- _REQUEST_
Determine the number of lines in these entries that hold the word "akan". Give the number and nothing more.

Data entries:
★ ★ ★ ★ ★
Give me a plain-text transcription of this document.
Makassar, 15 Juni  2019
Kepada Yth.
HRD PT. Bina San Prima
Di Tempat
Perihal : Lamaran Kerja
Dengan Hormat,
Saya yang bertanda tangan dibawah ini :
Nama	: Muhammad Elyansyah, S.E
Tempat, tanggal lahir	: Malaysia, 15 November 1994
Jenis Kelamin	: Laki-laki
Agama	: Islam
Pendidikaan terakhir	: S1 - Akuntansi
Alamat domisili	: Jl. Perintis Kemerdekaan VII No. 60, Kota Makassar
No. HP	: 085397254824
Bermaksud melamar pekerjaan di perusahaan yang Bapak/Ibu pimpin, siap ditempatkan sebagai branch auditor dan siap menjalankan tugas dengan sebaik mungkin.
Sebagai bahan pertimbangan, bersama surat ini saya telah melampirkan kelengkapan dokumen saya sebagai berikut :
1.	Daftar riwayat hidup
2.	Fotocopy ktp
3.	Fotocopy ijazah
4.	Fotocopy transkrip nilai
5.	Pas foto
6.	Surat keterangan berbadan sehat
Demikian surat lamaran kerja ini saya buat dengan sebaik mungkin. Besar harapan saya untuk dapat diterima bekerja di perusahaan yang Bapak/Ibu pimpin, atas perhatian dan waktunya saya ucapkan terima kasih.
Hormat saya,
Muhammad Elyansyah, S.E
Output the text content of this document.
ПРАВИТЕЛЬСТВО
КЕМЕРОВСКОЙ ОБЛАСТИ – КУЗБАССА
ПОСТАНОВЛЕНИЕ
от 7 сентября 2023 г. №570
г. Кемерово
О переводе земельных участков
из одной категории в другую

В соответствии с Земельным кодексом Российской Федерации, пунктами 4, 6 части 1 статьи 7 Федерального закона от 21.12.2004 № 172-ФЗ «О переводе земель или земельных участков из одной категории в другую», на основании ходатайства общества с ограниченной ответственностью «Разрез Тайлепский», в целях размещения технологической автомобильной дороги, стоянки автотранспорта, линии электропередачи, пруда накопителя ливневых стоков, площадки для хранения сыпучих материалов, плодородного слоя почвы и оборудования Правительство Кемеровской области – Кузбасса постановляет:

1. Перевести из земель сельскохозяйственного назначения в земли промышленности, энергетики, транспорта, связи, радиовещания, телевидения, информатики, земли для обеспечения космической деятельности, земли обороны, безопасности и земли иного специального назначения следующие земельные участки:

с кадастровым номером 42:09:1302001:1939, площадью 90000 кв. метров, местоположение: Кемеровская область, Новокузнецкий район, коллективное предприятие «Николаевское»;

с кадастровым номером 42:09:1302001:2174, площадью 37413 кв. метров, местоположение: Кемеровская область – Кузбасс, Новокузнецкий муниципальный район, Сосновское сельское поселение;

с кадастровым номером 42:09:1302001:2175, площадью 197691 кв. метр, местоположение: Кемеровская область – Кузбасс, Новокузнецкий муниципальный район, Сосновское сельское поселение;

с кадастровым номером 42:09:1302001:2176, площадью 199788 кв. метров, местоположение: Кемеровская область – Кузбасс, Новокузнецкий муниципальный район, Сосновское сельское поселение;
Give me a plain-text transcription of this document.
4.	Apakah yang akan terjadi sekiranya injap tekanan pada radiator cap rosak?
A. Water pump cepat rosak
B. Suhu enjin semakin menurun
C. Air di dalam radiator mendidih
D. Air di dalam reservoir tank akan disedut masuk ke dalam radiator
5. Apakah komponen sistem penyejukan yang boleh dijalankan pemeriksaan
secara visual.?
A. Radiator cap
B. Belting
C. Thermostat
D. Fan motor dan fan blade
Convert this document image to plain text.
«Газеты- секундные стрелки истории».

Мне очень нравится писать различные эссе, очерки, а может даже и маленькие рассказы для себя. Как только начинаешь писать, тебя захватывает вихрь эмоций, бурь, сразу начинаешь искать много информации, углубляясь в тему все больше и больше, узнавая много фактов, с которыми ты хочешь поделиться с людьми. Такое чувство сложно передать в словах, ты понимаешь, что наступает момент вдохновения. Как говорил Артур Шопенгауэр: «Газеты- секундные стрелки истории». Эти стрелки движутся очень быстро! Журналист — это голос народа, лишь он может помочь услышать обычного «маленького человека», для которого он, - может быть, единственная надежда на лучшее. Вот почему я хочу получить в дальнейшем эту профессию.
★ ★ ★ ★ ★
- _CORRECT RESULT_
2